» **TASK DETAILS**:
Omit all pictures, then retype the data exactly as given.

Dataset entries
* Start *
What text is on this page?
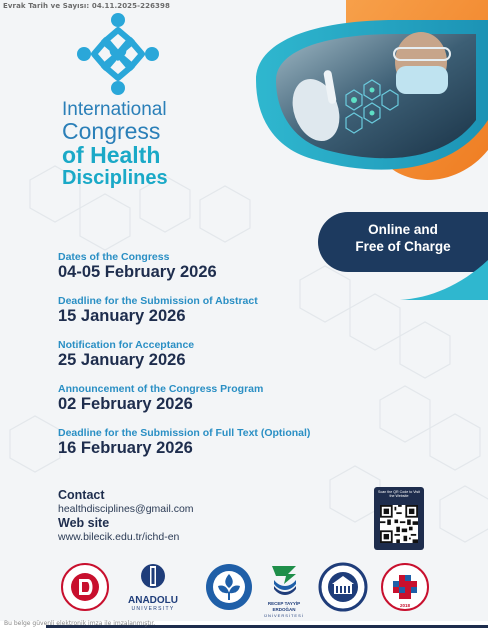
Evrak Tarih ve Sayısı: 04.11.2025-226398
International
Congress
of Health
Disciplines
Online and
Free of Charge
Dates of the Congress
04-05 February 2026
Deadline for the Submission of Abstract
15 January 2026
Notification for Acceptance
25 January 2026
Announcement of the Congress Program
02 February 2026
Deadline for the Submission of Full Text (Optional)
16 February 2026
Contact
healthdisciplines@gmail.com
Web site
www.bilecik.edu.tr/ichd-en
Scan the QR Code to Visit the Website
ANADOLU
UNIVERSITY
RECEP TAYYİP ERDOĞAN
ÜNİVERSİTESİ
2018
Bu belge güvenli elektronik imza ile imzalanmıştır.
* End *
» **ANSWER TO THE PROBLEM**:
What text is on this page?
Evrak Tarih ve Sayısı: 04.11.2025-226398
International
Congress
of Health
Disciplines
Online and
Free of Charge
Dates of the Congress
04-05 February 2026
Deadline for the Submission of Abstract
15 January 2026
Notification for Acceptance
25 January 2026
Announcement of the Congress Program
02 February 2026
Deadline for the Submission of Full Text (Optional)
16 February 2026
Contact
healthdisciplines@gmail.com
Web site
www.bilecik.edu.tr/ichd-en
Scan the QR Code to Visit the Website
ANADOLU
UNIVERSITY
RECEP TAYYİP ERDOĞAN
ÜNİVERSİTESİ
2018
Bu belge güvenli elektronik imza ile imzalanmıştır.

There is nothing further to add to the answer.